[Dataset entries on figures]
★ ★ ★ ★ ★ ★ ★

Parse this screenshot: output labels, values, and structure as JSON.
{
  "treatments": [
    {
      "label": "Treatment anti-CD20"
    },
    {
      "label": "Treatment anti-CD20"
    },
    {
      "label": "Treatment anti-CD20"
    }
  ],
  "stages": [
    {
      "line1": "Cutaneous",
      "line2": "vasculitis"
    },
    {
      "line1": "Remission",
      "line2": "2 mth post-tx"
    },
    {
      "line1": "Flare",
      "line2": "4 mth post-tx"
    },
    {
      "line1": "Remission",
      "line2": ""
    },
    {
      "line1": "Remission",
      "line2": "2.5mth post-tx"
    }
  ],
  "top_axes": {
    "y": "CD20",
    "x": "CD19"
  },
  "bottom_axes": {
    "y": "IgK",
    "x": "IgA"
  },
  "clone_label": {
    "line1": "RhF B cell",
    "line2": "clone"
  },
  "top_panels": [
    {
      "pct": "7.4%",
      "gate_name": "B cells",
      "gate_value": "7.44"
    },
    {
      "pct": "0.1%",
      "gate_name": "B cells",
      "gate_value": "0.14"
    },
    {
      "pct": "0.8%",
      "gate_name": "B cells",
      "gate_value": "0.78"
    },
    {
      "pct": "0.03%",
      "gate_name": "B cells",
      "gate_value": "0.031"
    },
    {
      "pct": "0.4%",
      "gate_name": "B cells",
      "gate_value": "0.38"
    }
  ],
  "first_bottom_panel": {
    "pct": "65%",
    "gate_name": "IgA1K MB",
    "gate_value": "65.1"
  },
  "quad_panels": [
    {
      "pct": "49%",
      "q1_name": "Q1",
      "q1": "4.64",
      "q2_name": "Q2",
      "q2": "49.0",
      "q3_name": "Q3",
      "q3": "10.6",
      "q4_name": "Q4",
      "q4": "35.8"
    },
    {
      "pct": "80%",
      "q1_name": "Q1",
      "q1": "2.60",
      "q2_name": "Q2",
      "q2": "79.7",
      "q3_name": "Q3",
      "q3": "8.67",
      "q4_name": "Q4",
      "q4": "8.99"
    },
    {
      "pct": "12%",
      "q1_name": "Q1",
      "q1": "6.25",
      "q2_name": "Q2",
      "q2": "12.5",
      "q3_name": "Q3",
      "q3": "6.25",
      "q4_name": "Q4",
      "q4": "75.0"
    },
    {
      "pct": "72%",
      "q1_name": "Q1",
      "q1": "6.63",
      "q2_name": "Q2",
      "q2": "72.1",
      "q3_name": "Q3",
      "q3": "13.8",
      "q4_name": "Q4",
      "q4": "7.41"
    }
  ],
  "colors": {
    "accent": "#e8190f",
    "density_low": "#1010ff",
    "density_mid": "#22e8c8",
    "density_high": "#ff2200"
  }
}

★ ★ ★ ★ ★ ★ ★

Word for word, transcribe the data shown above.

Reply to the task:
Parse this screenshot: output labels, values, and structure as JSON.
{
  "treatments": [
    {
      "label": "Treatment anti-CD20"
    },
    {
      "label": "Treatment anti-CD20"
    },
    {
      "label": "Treatment anti-CD20"
    }
  ],
  "stages": [
    {
      "line1": "Cutaneous",
      "line2": "vasculitis"
    },
    {
      "line1": "Remission",
      "line2": "2 mth post-tx"
    },
    {
      "line1": "Flare",
      "line2": "4 mth post-tx"
    },
    {
      "line1": "Remission",
      "line2": ""
    },
    {
      "line1": "Remission",
      "line2": "2.5mth post-tx"
    }
  ],
  "top_axes": {
    "y": "CD20",
    "x": "CD19"
  },
  "bottom_axes": {
    "y": "IgK",
    "x": "IgA"
  },
  "clone_label": {
    "line1": "RhF B cell",
    "line2": "clone"
  },
  "top_panels": [
    {
      "pct": "7.4%",
      "gate_name": "B cells",
      "gate_value": "7.44"
    },
    {
      "pct": "0.1%",
      "gate_name": "B cells",
      "gate_value": "0.14"
    },
    {
      "pct": "0.8%",
      "gate_name": "B cells",
      "gate_value": "0.78"
    },
    {
      "pct": "0.03%",
      "gate_name": "B cells",
      "gate_value": "0.031"
    },
    {
      "pct": "0.4%",
      "gate_name": "B cells",
      "gate_value": "0.38"
    }
  ],
  "first_bottom_panel": {
    "pct": "65%",
    "gate_name": "IgA1K MB",
    "gate_value": "65.1"
  },
  "quad_panels": [
    {
      "pct": "49%",
      "q1_name": "Q1",
      "q1": "4.64",
      "q2_name": "Q2",
      "q2": "49.0",
      "q3_name": "Q3",
      "q3": "10.6",
      "q4_name": "Q4",
      "q4": "35.8"
    },
    {
      "pct": "80%",
      "q1_name": "Q1",
      "q1": "2.60",
      "q2_name": "Q2",
      "q2": "79.7",
      "q3_name": "Q3",
      "q3": "8.67",
      "q4_name": "Q4",
      "q4": "8.99"
    },
    {
      "pct": "12%",
      "q1_name": "Q1",
      "q1": "6.25",
      "q2_name": "Q2",
      "q2": "12.5",
      "q3_name": "Q3",
      "q3": "6.25",
      "q4_name": "Q4",
      "q4": "75.0"
    },
    {
      "pct": "72%",
      "q1_name": "Q1",
      "q1": "6.63",
      "q2_name": "Q2",
      "q2": "72.1",
      "q3_name": "Q3",
      "q3": "13.8",
      "q4_name": "Q4",
      "q4": "7.41"
    }
  ],
  "colors": {
    "accent": "#e8190f",
    "density_low": "#1010ff",
    "density_mid": "#22e8c8",
    "density_high": "#ff2200"
  }
}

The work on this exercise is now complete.